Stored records
- - - -

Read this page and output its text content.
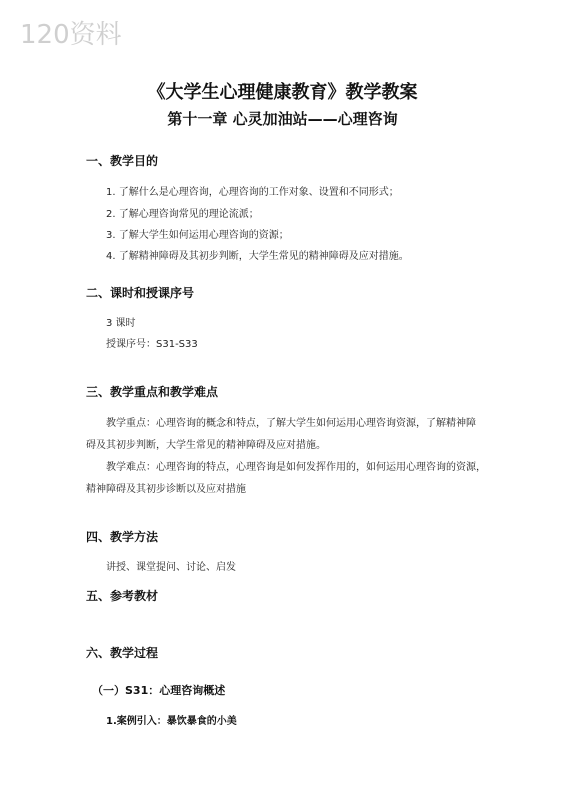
120资料
《大学生心理健康教育》教学教案
第十一章 心灵加油站——心理咨询
一、教学目的
1. 了解什么是心理咨询，心理咨询的工作对象、设置和不同形式；
2. 了解心理咨询常见的理论流派；
3. 了解大学生如何运用心理咨询的资源；
4. 了解精神障碍及其初步判断，大学生常见的精神障碍及应对措施。
二、课时和授课序号
3 课时
授课序号：S31-S33
三、教学重点和教学难点
教学重点：心理咨询的概念和特点，了解大学生如何运用心理咨询资源，了解精神障
碍及其初步判断，大学生常见的精神障碍及应对措施。
教学难点：心理咨询的特点，心理咨询是如何发挥作用的，如何运用心理咨询的资源，
精神障碍及其初步诊断以及应对措施
四、教学方法
讲授、课堂提问、讨论、启发
五、参考教材
六、教学过程
（一）S31：心理咨询概述
1.案例引入：暴饮暴食的小美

- - - -

TASK STATEMENT
The pictures should not be reproduced; quote all of the other material exactly.

TASK SOLUTION
Read this page and output its text content.
120资料
《大学生心理健康教育》教学教案
第十一章 心灵加油站——心理咨询
一、教学目的
1. 了解什么是心理咨询，心理咨询的工作对象、设置和不同形式；
2. 了解心理咨询常见的理论流派；
3. 了解大学生如何运用心理咨询的资源；
4. 了解精神障碍及其初步判断，大学生常见的精神障碍及应对措施。
二、课时和授课序号
3 课时
授课序号：S31-S33
三、教学重点和教学难点
教学重点：心理咨询的概念和特点，了解大学生如何运用心理咨询资源，了解精神障
碍及其初步判断，大学生常见的精神障碍及应对措施。
教学难点：心理咨询的特点，心理咨询是如何发挥作用的，如何运用心理咨询的资源，
精神障碍及其初步诊断以及应对措施
四、教学方法
讲授、课堂提问、讨论、启发
五、参考教材
六、教学过程
（一）S31：心理咨询概述
1.案例引入：暴饮暴食的小美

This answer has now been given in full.